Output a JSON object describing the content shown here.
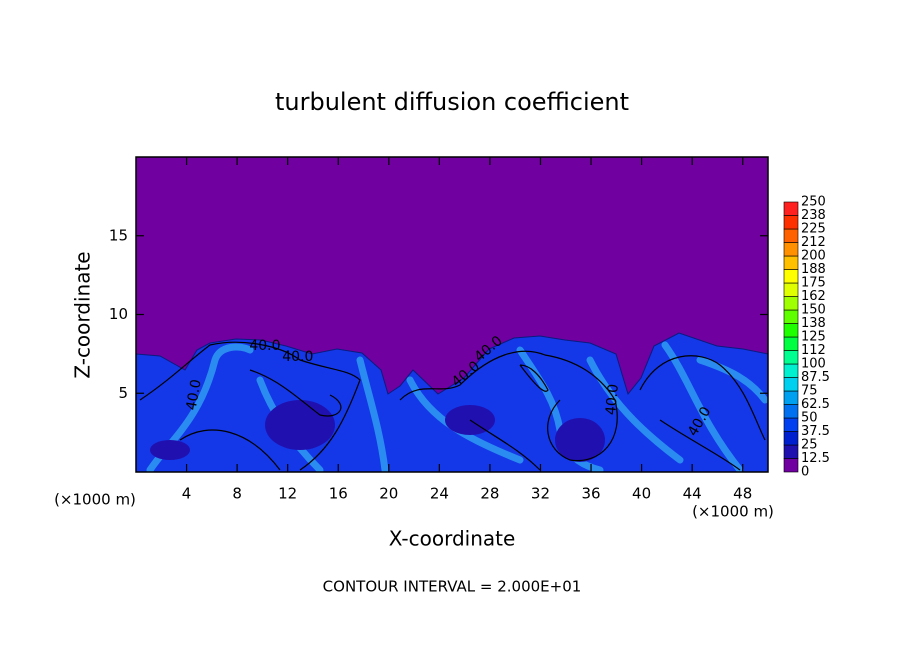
{
  "chart_data": {
    "type": "contour",
    "title": "turbulent diffusion coefficient",
    "x_label": "X-coordinate",
    "y_label": "Z-coordinate",
    "x_unit_left": "(×1000 m)",
    "x_unit_right": "(×1000 m)",
    "footer": "CONTOUR INTERVAL = 2.000E+01",
    "xlim": [
      0,
      50
    ],
    "ylim": [
      0,
      20
    ],
    "xticks": [
      4,
      8,
      12,
      16,
      20,
      24,
      28,
      32,
      36,
      40,
      44,
      48
    ],
    "yticks": [
      5,
      10,
      15
    ],
    "contour_labels": [
      {
        "value": 40,
        "label": "40.0",
        "x": 10.2,
        "y": 8.0
      },
      {
        "value": 40,
        "label": "40.0",
        "x": 12.8,
        "y": 7.3
      },
      {
        "value": 40,
        "label": "40.0",
        "x": 4.6,
        "y": 4.9
      },
      {
        "value": 40,
        "label": "40.0",
        "x": 26.1,
        "y": 6.2
      },
      {
        "value": 40,
        "label": "40.0",
        "x": 27.9,
        "y": 7.8
      },
      {
        "value": 40,
        "label": "40.0",
        "x": 37.7,
        "y": 4.6
      },
      {
        "value": 40,
        "label": "40.0",
        "x": 44.6,
        "y": 3.2
      }
    ],
    "colorbar": {
      "levels": [
        0,
        12.5,
        25,
        37.5,
        50,
        62.5,
        75,
        87.5,
        100,
        112,
        125,
        138,
        150,
        162,
        175,
        188,
        200,
        212,
        225,
        238,
        250
      ],
      "colors": [
        "#7000a0",
        "#2010b0",
        "#0020d0",
        "#0040f0",
        "#0070f0",
        "#00a0f0",
        "#00d0f0",
        "#00f0d0",
        "#00ff90",
        "#00ff40",
        "#20ff00",
        "#60ff00",
        "#a0ff00",
        "#e0ff00",
        "#ffff00",
        "#ffc000",
        "#ff9000",
        "#ff6000",
        "#ff3000",
        "#ff2020"
      ]
    }
  }
}
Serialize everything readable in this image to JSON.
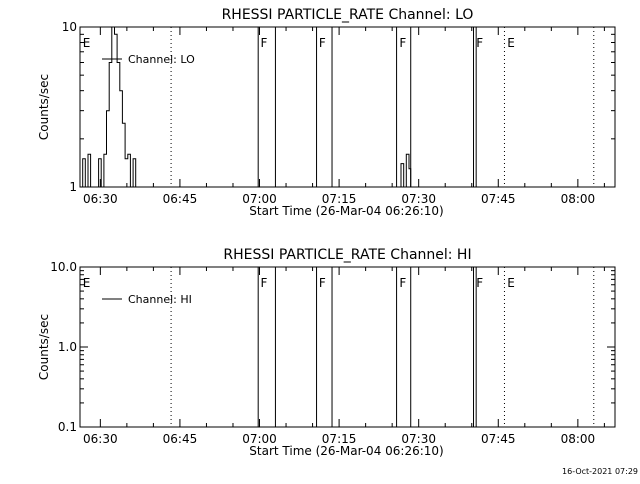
{
  "colors": {
    "background": "#ffffff",
    "foreground": "#000000"
  },
  "footer": {
    "timestamp": "16-Oct-2021 07:29"
  },
  "chart_data": [
    {
      "type": "line",
      "title": "RHESSI PARTICLE_RATE Channel: LO",
      "xlabel": "Start Time (26-Mar-04 06:26:10)",
      "ylabel": "Counts/sec",
      "yscale": "log",
      "xlim": [
        "06:26:10",
        "08:07:00"
      ],
      "ylim": [
        1,
        10
      ],
      "x_ticks": [
        "06:30",
        "06:45",
        "07:00",
        "07:15",
        "07:30",
        "07:45",
        "08:00"
      ],
      "y_ticks": [
        "1",
        "10"
      ],
      "legend": {
        "entries": [
          "Channel: LO"
        ],
        "placement": "top-left"
      },
      "grid": false,
      "markers": [
        {
          "label": "E",
          "time": "06:26:30"
        },
        {
          "label": "F",
          "time": "07:00:00"
        },
        {
          "label": "F",
          "time": "07:11:00"
        },
        {
          "label": "F",
          "time": "07:26:10"
        },
        {
          "label": "F",
          "time": "07:40:40"
        },
        {
          "label": "E",
          "time": "07:46:30"
        }
      ],
      "boundaries_solid": [
        "06:59:45",
        "07:03:00",
        "07:10:45",
        "07:13:40",
        "07:25:50",
        "07:28:30",
        "07:40:20",
        "07:40:50"
      ],
      "boundaries_dotted": [
        "06:43:20",
        "07:46:10",
        "08:03:00"
      ],
      "series": [
        {
          "name": "Channel: LO",
          "segments": [
            {
              "x": [
                "06:26:10",
                "06:26:40",
                "06:27:10",
                "06:27:40",
                "06:28:10",
                "06:28:40",
                "06:29:10",
                "06:29:40",
                "06:30:10",
                "06:30:40",
                "06:31:10",
                "06:31:40",
                "06:32:10",
                "06:32:40",
                "06:33:10",
                "06:33:40",
                "06:34:10",
                "06:34:40",
                "06:35:10",
                "06:35:40",
                "06:36:10",
                "06:36:40",
                "06:37:10",
                "06:37:40",
                "06:38:10"
              ],
              "y": [
                1,
                1.5,
                1,
                1.6,
                1,
                1,
                1,
                1.5,
                1,
                1.6,
                3,
                6,
                10,
                9,
                6,
                4,
                2.5,
                1.5,
                1.6,
                1,
                1.5,
                1,
                1,
                1,
                1
              ]
            },
            {
              "x": [
                "07:26:10",
                "07:26:40",
                "07:27:10",
                "07:27:40",
                "07:28:10",
                "07:28:30"
              ],
              "y": [
                1,
                1.4,
                1,
                1.6,
                1.3,
                1
              ]
            }
          ]
        }
      ]
    },
    {
      "type": "line",
      "title": "RHESSI PARTICLE_RATE Channel: HI",
      "xlabel": "Start Time (26-Mar-04 06:26:10)",
      "ylabel": "Counts/sec",
      "yscale": "log",
      "xlim": [
        "06:26:10",
        "08:07:00"
      ],
      "ylim": [
        0.1,
        10.0
      ],
      "x_ticks": [
        "06:30",
        "06:45",
        "07:00",
        "07:15",
        "07:30",
        "07:45",
        "08:00"
      ],
      "y_ticks": [
        "0.1",
        "1.0",
        "10.0"
      ],
      "legend": {
        "entries": [
          "Channel: HI"
        ],
        "placement": "top-left"
      },
      "grid": false,
      "markers": [
        {
          "label": "E",
          "time": "06:26:30"
        },
        {
          "label": "F",
          "time": "07:00:00"
        },
        {
          "label": "F",
          "time": "07:11:00"
        },
        {
          "label": "F",
          "time": "07:26:10"
        },
        {
          "label": "F",
          "time": "07:40:40"
        },
        {
          "label": "E",
          "time": "07:46:30"
        }
      ],
      "boundaries_solid": [
        "06:59:45",
        "07:03:00",
        "07:10:45",
        "07:13:40",
        "07:25:50",
        "07:28:30",
        "07:40:20",
        "07:40:50"
      ],
      "boundaries_dotted": [
        "06:43:20",
        "07:46:10",
        "08:03:00"
      ],
      "series": [
        {
          "name": "Channel: HI",
          "segments": []
        }
      ]
    }
  ]
}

━━━━━━━━━━━━━━━━━━━━━━━━━━━━━━

#### Exercise goal
Write the material out again exactly as it appears, dropping the pictures.

#### Expected answer
Output a JSON object describing the content shown here.
{
  "chart_data": {
    "type": "contour",
    "title": "turbulent diffusion coefficient",
    "x_label": "X-coordinate",
    "y_label": "Z-coordinate",
    "x_unit_left": "(×1000 m)",
    "x_unit_right": "(×1000 m)",
    "footer": "CONTOUR INTERVAL = 2.000E+01",
    "xlim": [
      0,
      50
    ],
    "ylim": [
      0,
      20
    ],
    "xticks": [
      4,
      8,
      12,
      16,
      20,
      24,
      28,
      32,
      36,
      40,
      44,
      48
    ],
    "yticks": [
      5,
      10,
      15
    ],
    "contour_labels": [
      {
        "value": 40,
        "label": "40.0",
        "x": 10.2,
        "y": 8.0
      },
      {
        "value": 40,
        "label": "40.0",
        "x": 12.8,
        "y": 7.3
      },
      {
        "value": 40,
        "label": "40.0",
        "x": 4.6,
        "y": 4.9
      },
      {
        "value": 40,
        "label": "40.0",
        "x": 26.1,
        "y": 6.2
      },
      {
        "value": 40,
        "label": "40.0",
        "x": 27.9,
        "y": 7.8
      },
      {
        "value": 40,
        "label": "40.0",
        "x": 37.7,
        "y": 4.6
      },
      {
        "value": 40,
        "label": "40.0",
        "x": 44.6,
        "y": 3.2
      }
    ],
    "colorbar": {
      "levels": [
        0,
        12.5,
        25,
        37.5,
        50,
        62.5,
        75,
        87.5,
        100,
        112,
        125,
        138,
        150,
        162,
        175,
        188,
        200,
        212,
        225,
        238,
        250
      ],
      "colors": [
        "#7000a0",
        "#2010b0",
        "#0020d0",
        "#0040f0",
        "#0070f0",
        "#00a0f0",
        "#00d0f0",
        "#00f0d0",
        "#00ff90",
        "#00ff40",
        "#20ff00",
        "#60ff00",
        "#a0ff00",
        "#e0ff00",
        "#ffff00",
        "#ffc000",
        "#ff9000",
        "#ff6000",
        "#ff3000",
        "#ff2020"
      ]
    }
  }
}
Serialize everything readable in this image to JSON.
{
  "colors": {
    "background": "#ffffff",
    "foreground": "#000000"
  },
  "footer": {
    "timestamp": "16-Oct-2021 07:29"
  },
  "chart_data": [
    {
      "type": "line",
      "title": "RHESSI PARTICLE_RATE Channel: LO",
      "xlabel": "Start Time (26-Mar-04 06:26:10)",
      "ylabel": "Counts/sec",
      "yscale": "log",
      "xlim": [
        "06:26:10",
        "08:07:00"
      ],
      "ylim": [
        1,
        10
      ],
      "x_ticks": [
        "06:30",
        "06:45",
        "07:00",
        "07:15",
        "07:30",
        "07:45",
        "08:00"
      ],
      "y_ticks": [
        "1",
        "10"
      ],
      "legend": {
        "entries": [
          "Channel: LO"
        ],
        "placement": "top-left"
      },
      "grid": false,
      "markers": [
        {
          "label": "E",
          "time": "06:26:30"
        },
        {
          "label": "F",
          "time": "07:00:00"
        },
        {
          "label": "F",
          "time": "07:11:00"
        },
        {
          "label": "F",
          "time": "07:26:10"
        },
        {
          "label": "F",
          "time": "07:40:40"
        },
        {
          "label": "E",
          "time": "07:46:30"
        }
      ],
      "boundaries_solid": [
        "06:59:45",
        "07:03:00",
        "07:10:45",
        "07:13:40",
        "07:25:50",
        "07:28:30",
        "07:40:20",
        "07:40:50"
      ],
      "boundaries_dotted": [
        "06:43:20",
        "07:46:10",
        "08:03:00"
      ],
      "series": [
        {
          "name": "Channel: LO",
          "segments": [
            {
              "x": [
                "06:26:10",
                "06:26:40",
                "06:27:10",
                "06:27:40",
                "06:28:10",
                "06:28:40",
                "06:29:10",
                "06:29:40",
                "06:30:10",
                "06:30:40",
                "06:31:10",
                "06:31:40",
                "06:32:10",
                "06:32:40",
                "06:33:10",
                "06:33:40",
                "06:34:10",
                "06:34:40",
                "06:35:10",
                "06:35:40",
                "06:36:10",
                "06:36:40",
                "06:37:10",
                "06:37:40",
                "06:38:10"
              ],
              "y": [
                1,
                1.5,
                1,
                1.6,
                1,
                1,
                1,
                1.5,
                1,
                1.6,
                3,
                6,
                10,
                9,
                6,
                4,
                2.5,
                1.5,
                1.6,
                1,
                1.5,
                1,
                1,
                1,
                1
              ]
            },
            {
              "x": [
                "07:26:10",
                "07:26:40",
                "07:27:10",
                "07:27:40",
                "07:28:10",
                "07:28:30"
              ],
              "y": [
                1,
                1.4,
                1,
                1.6,
                1.3,
                1
              ]
            }
          ]
        }
      ]
    },
    {
      "type": "line",
      "title": "RHESSI PARTICLE_RATE Channel: HI",
      "xlabel": "Start Time (26-Mar-04 06:26:10)",
      "ylabel": "Counts/sec",
      "yscale": "log",
      "xlim": [
        "06:26:10",
        "08:07:00"
      ],
      "ylim": [
        0.1,
        10.0
      ],
      "x_ticks": [
        "06:30",
        "06:45",
        "07:00",
        "07:15",
        "07:30",
        "07:45",
        "08:00"
      ],
      "y_ticks": [
        "0.1",
        "1.0",
        "10.0"
      ],
      "legend": {
        "entries": [
          "Channel: HI"
        ],
        "placement": "top-left"
      },
      "grid": false,
      "markers": [
        {
          "label": "E",
          "time": "06:26:30"
        },
        {
          "label": "F",
          "time": "07:00:00"
        },
        {
          "label": "F",
          "time": "07:11:00"
        },
        {
          "label": "F",
          "time": "07:26:10"
        },
        {
          "label": "F",
          "time": "07:40:40"
        },
        {
          "label": "E",
          "time": "07:46:30"
        }
      ],
      "boundaries_solid": [
        "06:59:45",
        "07:03:00",
        "07:10:45",
        "07:13:40",
        "07:25:50",
        "07:28:30",
        "07:40:20",
        "07:40:50"
      ],
      "boundaries_dotted": [
        "06:43:20",
        "07:46:10",
        "08:03:00"
      ],
      "series": [
        {
          "name": "Channel: HI",
          "segments": []
        }
      ]
    }
  ]
}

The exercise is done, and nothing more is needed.